# START OF Supplied entries

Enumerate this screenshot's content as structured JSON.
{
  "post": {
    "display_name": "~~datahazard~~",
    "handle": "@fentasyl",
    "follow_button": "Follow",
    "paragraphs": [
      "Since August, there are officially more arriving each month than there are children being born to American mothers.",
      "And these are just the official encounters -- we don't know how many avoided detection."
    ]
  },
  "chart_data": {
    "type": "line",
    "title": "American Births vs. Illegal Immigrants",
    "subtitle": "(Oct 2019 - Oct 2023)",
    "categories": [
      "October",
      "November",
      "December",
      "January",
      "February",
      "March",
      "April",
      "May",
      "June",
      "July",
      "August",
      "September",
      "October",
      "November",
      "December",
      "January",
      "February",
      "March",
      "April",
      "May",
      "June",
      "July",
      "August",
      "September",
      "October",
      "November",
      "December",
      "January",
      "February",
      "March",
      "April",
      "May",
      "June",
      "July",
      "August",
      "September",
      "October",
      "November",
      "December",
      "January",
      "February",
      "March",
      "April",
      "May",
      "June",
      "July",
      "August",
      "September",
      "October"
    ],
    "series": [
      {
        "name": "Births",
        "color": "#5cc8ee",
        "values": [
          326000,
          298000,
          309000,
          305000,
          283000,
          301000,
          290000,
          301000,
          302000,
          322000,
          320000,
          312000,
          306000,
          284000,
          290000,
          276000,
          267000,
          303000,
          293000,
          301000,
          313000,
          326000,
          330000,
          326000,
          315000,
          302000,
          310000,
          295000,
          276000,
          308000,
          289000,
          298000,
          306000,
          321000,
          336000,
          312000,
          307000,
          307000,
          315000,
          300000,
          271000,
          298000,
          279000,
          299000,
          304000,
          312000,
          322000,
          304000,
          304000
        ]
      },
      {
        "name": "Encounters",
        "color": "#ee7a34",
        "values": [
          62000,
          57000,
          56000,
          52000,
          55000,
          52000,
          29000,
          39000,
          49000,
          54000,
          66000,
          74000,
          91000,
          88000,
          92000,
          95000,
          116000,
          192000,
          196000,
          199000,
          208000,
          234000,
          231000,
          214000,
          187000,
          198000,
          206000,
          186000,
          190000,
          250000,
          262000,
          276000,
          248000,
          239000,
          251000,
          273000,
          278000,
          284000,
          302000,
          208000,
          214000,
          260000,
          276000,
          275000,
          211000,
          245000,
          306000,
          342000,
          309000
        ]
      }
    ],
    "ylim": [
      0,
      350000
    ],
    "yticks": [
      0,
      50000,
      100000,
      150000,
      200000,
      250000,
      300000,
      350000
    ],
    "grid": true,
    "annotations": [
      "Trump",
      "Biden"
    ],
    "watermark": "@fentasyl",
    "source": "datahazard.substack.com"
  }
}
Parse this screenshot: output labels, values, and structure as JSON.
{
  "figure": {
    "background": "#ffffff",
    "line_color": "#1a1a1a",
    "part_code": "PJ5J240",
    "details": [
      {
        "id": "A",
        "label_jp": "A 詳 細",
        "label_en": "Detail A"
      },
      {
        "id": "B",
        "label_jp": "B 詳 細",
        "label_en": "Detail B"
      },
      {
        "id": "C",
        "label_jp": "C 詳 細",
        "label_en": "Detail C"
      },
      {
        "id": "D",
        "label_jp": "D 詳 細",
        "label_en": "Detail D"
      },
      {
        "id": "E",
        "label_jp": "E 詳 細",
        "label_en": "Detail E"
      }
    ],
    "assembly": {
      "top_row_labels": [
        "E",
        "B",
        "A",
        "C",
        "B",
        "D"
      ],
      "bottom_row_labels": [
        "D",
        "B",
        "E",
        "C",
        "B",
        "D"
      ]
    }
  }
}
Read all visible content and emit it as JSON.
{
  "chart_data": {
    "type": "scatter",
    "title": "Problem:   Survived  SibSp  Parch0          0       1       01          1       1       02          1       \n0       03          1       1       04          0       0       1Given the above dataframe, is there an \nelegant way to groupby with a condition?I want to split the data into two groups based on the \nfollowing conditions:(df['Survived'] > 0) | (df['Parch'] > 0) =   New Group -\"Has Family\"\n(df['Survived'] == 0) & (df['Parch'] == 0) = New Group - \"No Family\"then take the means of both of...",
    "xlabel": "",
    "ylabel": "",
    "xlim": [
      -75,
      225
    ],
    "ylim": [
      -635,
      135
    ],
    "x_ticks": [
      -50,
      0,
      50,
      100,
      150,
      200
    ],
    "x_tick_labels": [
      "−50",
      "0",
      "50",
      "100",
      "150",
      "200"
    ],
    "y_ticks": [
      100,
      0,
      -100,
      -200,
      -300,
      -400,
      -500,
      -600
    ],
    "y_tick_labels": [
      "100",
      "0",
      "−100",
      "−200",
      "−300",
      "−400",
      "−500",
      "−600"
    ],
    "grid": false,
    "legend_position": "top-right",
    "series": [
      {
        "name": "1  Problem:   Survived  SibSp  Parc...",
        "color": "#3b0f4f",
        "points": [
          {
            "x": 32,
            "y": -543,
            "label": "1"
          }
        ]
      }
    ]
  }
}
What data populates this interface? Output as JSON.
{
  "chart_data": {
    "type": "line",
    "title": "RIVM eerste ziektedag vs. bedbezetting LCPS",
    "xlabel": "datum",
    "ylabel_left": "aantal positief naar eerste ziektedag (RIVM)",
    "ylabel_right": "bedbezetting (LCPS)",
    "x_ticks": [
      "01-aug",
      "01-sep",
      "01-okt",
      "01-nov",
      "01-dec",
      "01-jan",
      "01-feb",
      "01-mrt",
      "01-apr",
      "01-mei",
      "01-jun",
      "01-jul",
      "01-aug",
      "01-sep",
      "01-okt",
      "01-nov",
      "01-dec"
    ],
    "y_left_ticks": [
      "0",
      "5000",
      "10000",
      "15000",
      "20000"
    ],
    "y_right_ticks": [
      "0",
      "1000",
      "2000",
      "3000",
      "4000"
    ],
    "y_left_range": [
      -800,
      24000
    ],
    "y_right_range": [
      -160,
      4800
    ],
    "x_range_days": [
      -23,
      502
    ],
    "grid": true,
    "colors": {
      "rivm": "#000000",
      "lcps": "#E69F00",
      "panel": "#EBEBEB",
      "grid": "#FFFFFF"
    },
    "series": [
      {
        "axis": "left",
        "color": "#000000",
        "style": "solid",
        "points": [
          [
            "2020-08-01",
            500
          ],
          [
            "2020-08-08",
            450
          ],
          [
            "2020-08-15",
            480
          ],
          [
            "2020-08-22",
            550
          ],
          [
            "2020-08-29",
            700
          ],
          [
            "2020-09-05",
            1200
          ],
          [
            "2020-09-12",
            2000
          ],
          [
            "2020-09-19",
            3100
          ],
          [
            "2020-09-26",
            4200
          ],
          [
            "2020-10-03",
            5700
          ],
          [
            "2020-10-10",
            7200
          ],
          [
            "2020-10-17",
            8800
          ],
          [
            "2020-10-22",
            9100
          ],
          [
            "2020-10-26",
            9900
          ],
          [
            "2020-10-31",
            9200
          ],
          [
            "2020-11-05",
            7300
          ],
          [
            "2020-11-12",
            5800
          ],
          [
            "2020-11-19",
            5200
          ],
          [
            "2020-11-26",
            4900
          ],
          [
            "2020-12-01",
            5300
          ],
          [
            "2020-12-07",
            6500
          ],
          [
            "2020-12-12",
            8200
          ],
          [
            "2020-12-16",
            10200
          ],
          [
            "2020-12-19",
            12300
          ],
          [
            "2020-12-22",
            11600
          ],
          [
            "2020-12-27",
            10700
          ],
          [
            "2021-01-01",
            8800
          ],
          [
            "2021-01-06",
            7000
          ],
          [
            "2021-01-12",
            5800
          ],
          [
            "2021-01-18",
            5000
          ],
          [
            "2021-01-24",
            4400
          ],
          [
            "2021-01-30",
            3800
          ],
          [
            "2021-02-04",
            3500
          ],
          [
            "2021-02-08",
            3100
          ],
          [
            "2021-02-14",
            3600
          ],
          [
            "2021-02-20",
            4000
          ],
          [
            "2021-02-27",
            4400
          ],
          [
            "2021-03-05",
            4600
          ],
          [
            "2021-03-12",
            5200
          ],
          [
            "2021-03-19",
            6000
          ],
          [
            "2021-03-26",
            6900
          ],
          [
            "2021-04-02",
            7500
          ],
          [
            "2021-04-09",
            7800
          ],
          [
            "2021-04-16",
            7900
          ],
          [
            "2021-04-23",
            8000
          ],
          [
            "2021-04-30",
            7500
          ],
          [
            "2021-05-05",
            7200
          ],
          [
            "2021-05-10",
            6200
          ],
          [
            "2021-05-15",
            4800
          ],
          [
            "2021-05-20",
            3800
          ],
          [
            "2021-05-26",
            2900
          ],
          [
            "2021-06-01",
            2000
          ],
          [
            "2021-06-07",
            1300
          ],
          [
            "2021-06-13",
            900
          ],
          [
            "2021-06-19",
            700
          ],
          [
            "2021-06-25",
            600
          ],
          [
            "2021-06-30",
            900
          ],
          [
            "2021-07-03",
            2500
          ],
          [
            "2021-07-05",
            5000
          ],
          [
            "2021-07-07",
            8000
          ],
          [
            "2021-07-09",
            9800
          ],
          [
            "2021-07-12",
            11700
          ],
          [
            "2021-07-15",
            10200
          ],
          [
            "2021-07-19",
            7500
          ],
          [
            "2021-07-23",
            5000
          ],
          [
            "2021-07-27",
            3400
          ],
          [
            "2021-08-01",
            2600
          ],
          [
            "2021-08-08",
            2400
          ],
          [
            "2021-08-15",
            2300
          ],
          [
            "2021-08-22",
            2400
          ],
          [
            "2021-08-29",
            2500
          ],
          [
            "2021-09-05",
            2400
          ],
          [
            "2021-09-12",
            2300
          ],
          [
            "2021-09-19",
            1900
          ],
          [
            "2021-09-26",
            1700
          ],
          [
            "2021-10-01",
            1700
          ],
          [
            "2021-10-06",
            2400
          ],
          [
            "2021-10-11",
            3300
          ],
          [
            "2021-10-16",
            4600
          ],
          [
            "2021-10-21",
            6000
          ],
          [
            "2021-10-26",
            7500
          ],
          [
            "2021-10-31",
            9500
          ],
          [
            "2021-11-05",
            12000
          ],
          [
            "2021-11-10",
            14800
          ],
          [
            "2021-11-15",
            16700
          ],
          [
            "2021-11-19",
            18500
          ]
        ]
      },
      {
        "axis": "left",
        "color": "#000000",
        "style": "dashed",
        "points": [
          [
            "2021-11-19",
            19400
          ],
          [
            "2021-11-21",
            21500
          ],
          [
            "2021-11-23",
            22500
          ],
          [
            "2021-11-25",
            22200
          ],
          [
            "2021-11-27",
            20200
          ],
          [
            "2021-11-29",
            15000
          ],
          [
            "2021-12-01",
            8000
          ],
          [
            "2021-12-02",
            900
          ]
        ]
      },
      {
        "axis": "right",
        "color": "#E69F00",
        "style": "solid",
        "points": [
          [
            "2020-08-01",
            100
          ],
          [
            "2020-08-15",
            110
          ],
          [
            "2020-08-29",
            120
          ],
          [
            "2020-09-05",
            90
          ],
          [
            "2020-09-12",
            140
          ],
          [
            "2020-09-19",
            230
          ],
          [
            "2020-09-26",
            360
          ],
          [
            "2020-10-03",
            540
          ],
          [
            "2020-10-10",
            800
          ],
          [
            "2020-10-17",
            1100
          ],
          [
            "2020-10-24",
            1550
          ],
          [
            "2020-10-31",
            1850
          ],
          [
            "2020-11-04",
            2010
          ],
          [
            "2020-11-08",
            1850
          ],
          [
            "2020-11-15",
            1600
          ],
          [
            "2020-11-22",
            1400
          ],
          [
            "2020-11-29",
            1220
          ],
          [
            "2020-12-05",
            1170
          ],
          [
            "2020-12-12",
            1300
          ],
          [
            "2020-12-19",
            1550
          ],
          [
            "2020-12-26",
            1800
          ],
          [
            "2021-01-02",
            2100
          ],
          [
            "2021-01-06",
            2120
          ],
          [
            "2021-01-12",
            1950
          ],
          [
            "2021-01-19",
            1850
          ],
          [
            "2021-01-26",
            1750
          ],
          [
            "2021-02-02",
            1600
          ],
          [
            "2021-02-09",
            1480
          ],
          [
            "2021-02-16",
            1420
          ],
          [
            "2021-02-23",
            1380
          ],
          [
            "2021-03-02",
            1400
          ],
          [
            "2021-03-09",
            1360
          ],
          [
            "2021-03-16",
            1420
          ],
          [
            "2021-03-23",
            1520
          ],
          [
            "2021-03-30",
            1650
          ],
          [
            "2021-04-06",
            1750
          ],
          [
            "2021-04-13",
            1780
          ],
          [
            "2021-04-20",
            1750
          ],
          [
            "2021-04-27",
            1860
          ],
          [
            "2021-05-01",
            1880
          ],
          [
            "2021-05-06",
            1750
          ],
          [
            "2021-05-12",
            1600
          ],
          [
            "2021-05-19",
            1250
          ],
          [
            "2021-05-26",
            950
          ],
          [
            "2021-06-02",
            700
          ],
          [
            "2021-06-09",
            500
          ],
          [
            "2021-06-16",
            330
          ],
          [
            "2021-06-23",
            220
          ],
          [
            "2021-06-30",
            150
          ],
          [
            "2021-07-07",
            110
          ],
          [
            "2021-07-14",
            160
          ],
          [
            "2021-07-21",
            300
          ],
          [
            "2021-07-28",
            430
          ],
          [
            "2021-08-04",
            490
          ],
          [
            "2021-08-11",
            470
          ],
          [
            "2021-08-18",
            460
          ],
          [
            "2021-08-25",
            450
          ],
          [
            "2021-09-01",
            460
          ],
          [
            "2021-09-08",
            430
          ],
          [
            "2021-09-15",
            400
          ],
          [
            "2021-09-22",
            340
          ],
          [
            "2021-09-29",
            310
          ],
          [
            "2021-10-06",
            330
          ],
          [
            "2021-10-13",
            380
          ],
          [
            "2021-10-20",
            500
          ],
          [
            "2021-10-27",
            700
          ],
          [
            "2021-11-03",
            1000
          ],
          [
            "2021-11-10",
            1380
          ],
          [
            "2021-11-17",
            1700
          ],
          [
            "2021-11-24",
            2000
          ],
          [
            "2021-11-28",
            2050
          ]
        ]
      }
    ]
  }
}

# END OF Supplied entries

# Exercise requirements
Check each line of these records for the string "this" and state only how many lines have it.

# Completed exercise
3